EXERCISE DETAILS: Copy all the material below, exactly as it stands.

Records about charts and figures
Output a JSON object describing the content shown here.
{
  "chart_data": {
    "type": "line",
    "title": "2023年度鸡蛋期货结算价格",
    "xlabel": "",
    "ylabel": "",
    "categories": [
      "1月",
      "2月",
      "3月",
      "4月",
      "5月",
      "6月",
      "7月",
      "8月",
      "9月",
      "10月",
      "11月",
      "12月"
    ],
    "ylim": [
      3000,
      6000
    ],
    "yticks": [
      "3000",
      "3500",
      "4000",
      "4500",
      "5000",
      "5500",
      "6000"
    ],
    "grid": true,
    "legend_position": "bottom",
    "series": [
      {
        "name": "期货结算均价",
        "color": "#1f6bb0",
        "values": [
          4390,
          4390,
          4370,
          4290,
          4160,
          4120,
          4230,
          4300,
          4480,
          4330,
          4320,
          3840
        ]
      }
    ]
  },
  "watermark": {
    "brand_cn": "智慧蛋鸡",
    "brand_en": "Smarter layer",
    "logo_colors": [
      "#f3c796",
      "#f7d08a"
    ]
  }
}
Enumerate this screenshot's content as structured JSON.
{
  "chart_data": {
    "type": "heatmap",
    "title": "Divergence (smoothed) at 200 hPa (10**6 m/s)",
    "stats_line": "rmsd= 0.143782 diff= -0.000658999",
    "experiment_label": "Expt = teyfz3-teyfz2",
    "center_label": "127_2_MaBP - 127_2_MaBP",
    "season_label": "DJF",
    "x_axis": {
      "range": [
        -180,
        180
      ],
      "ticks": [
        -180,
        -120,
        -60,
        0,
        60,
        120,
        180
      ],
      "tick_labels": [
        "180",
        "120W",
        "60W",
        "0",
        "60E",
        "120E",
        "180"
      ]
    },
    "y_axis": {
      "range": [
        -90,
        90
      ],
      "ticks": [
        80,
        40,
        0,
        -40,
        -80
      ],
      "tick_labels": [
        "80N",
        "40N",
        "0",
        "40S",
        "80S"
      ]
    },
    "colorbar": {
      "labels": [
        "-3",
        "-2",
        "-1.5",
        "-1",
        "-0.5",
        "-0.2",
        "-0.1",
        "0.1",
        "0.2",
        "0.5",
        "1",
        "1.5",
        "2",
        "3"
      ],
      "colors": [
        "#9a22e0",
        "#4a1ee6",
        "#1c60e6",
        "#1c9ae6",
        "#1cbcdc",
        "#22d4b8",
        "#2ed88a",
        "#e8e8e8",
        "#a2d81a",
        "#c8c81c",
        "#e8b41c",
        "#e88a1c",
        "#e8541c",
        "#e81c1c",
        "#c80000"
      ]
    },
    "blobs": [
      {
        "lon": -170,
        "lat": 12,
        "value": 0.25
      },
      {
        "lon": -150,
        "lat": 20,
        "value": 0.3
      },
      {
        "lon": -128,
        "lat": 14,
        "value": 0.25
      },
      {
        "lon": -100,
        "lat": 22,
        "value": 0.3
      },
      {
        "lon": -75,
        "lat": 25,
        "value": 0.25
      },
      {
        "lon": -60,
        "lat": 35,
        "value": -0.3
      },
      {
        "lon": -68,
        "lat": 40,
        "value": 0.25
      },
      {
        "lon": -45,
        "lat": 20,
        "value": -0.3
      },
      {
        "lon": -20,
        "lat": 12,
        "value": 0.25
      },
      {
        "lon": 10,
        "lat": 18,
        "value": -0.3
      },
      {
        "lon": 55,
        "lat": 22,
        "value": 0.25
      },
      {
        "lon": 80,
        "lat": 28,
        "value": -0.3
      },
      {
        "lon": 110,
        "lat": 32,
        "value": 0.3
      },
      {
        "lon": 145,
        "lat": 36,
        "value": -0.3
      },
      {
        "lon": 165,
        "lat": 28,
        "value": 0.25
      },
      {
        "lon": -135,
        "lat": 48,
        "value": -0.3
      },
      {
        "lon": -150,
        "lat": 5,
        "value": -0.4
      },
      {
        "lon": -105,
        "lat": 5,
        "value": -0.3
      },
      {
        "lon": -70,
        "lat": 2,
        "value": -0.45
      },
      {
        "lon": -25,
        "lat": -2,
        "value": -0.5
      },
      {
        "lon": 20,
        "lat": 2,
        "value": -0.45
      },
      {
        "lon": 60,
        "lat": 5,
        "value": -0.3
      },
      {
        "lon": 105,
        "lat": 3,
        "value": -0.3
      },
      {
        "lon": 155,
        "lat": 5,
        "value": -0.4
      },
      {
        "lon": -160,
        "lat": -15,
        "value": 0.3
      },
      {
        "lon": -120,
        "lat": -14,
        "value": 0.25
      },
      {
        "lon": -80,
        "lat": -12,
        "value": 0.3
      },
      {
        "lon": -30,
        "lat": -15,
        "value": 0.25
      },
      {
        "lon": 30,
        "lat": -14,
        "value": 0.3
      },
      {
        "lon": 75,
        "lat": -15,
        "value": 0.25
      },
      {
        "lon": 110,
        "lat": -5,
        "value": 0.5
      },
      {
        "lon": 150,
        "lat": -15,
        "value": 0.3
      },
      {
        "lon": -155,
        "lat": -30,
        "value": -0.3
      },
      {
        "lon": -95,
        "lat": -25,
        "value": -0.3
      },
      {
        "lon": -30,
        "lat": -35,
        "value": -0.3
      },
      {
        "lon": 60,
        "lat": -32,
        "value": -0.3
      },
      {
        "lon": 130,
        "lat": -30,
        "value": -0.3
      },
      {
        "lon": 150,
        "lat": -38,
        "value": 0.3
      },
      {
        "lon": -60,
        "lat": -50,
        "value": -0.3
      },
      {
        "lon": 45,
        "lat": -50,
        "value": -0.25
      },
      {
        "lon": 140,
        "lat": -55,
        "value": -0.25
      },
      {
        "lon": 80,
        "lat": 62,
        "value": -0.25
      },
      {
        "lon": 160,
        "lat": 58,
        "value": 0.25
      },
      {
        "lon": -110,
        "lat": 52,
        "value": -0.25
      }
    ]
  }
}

EXERCISE ANSWER:
Output a JSON object describing the content shown here.
{
  "chart_data": {
    "type": "line",
    "title": "2023年度鸡蛋期货结算价格",
    "xlabel": "",
    "ylabel": "",
    "categories": [
      "1月",
      "2月",
      "3月",
      "4月",
      "5月",
      "6月",
      "7月",
      "8月",
      "9月",
      "10月",
      "11月",
      "12月"
    ],
    "ylim": [
      3000,
      6000
    ],
    "yticks": [
      "3000",
      "3500",
      "4000",
      "4500",
      "5000",
      "5500",
      "6000"
    ],
    "grid": true,
    "legend_position": "bottom",
    "series": [
      {
        "name": "期货结算均价",
        "color": "#1f6bb0",
        "values": [
          4390,
          4390,
          4370,
          4290,
          4160,
          4120,
          4230,
          4300,
          4480,
          4330,
          4320,
          3840
        ]
      }
    ]
  },
  "watermark": {
    "brand_cn": "智慧蛋鸡",
    "brand_en": "Smarter layer",
    "logo_colors": [
      "#f3c796",
      "#f7d08a"
    ]
  }
}
Enumerate this screenshot's content as structured JSON.
{
  "chart_data": {
    "type": "heatmap",
    "title": "Divergence (smoothed) at 200 hPa (10**6 m/s)",
    "stats_line": "rmsd= 0.143782 diff= -0.000658999",
    "experiment_label": "Expt = teyfz3-teyfz2",
    "center_label": "127_2_MaBP - 127_2_MaBP",
    "season_label": "DJF",
    "x_axis": {
      "range": [
        -180,
        180
      ],
      "ticks": [
        -180,
        -120,
        -60,
        0,
        60,
        120,
        180
      ],
      "tick_labels": [
        "180",
        "120W",
        "60W",
        "0",
        "60E",
        "120E",
        "180"
      ]
    },
    "y_axis": {
      "range": [
        -90,
        90
      ],
      "ticks": [
        80,
        40,
        0,
        -40,
        -80
      ],
      "tick_labels": [
        "80N",
        "40N",
        "0",
        "40S",
        "80S"
      ]
    },
    "colorbar": {
      "labels": [
        "-3",
        "-2",
        "-1.5",
        "-1",
        "-0.5",
        "-0.2",
        "-0.1",
        "0.1",
        "0.2",
        "0.5",
        "1",
        "1.5",
        "2",
        "3"
      ],
      "colors": [
        "#9a22e0",
        "#4a1ee6",
        "#1c60e6",
        "#1c9ae6",
        "#1cbcdc",
        "#22d4b8",
        "#2ed88a",
        "#e8e8e8",
        "#a2d81a",
        "#c8c81c",
        "#e8b41c",
        "#e88a1c",
        "#e8541c",
        "#e81c1c",
        "#c80000"
      ]
    },
    "blobs": [
      {
        "lon": -170,
        "lat": 12,
        "value": 0.25
      },
      {
        "lon": -150,
        "lat": 20,
        "value": 0.3
      },
      {
        "lon": -128,
        "lat": 14,
        "value": 0.25
      },
      {
        "lon": -100,
        "lat": 22,
        "value": 0.3
      },
      {
        "lon": -75,
        "lat": 25,
        "value": 0.25
      },
      {
        "lon": -60,
        "lat": 35,
        "value": -0.3
      },
      {
        "lon": -68,
        "lat": 40,
        "value": 0.25
      },
      {
        "lon": -45,
        "lat": 20,
        "value": -0.3
      },
      {
        "lon": -20,
        "lat": 12,
        "value": 0.25
      },
      {
        "lon": 10,
        "lat": 18,
        "value": -0.3
      },
      {
        "lon": 55,
        "lat": 22,
        "value": 0.25
      },
      {
        "lon": 80,
        "lat": 28,
        "value": -0.3
      },
      {
        "lon": 110,
        "lat": 32,
        "value": 0.3
      },
      {
        "lon": 145,
        "lat": 36,
        "value": -0.3
      },
      {
        "lon": 165,
        "lat": 28,
        "value": 0.25
      },
      {
        "lon": -135,
        "lat": 48,
        "value": -0.3
      },
      {
        "lon": -150,
        "lat": 5,
        "value": -0.4
      },
      {
        "lon": -105,
        "lat": 5,
        "value": -0.3
      },
      {
        "lon": -70,
        "lat": 2,
        "value": -0.45
      },
      {
        "lon": -25,
        "lat": -2,
        "value": -0.5
      },
      {
        "lon": 20,
        "lat": 2,
        "value": -0.45
      },
      {
        "lon": 60,
        "lat": 5,
        "value": -0.3
      },
      {
        "lon": 105,
        "lat": 3,
        "value": -0.3
      },
      {
        "lon": 155,
        "lat": 5,
        "value": -0.4
      },
      {
        "lon": -160,
        "lat": -15,
        "value": 0.3
      },
      {
        "lon": -120,
        "lat": -14,
        "value": 0.25
      },
      {
        "lon": -80,
        "lat": -12,
        "value": 0.3
      },
      {
        "lon": -30,
        "lat": -15,
        "value": 0.25
      },
      {
        "lon": 30,
        "lat": -14,
        "value": 0.3
      },
      {
        "lon": 75,
        "lat": -15,
        "value": 0.25
      },
      {
        "lon": 110,
        "lat": -5,
        "value": 0.5
      },
      {
        "lon": 150,
        "lat": -15,
        "value": 0.3
      },
      {
        "lon": -155,
        "lat": -30,
        "value": -0.3
      },
      {
        "lon": -95,
        "lat": -25,
        "value": -0.3
      },
      {
        "lon": -30,
        "lat": -35,
        "value": -0.3
      },
      {
        "lon": 60,
        "lat": -32,
        "value": -0.3
      },
      {
        "lon": 130,
        "lat": -30,
        "value": -0.3
      },
      {
        "lon": 150,
        "lat": -38,
        "value": 0.3
      },
      {
        "lon": -60,
        "lat": -50,
        "value": -0.3
      },
      {
        "lon": 45,
        "lat": -50,
        "value": -0.25
      },
      {
        "lon": 140,
        "lat": -55,
        "value": -0.25
      },
      {
        "lon": 80,
        "lat": 62,
        "value": -0.25
      },
      {
        "lon": 160,
        "lat": 58,
        "value": 0.25
      },
      {
        "lon": -110,
        "lat": 52,
        "value": -0.25
      }
    ]
  }
}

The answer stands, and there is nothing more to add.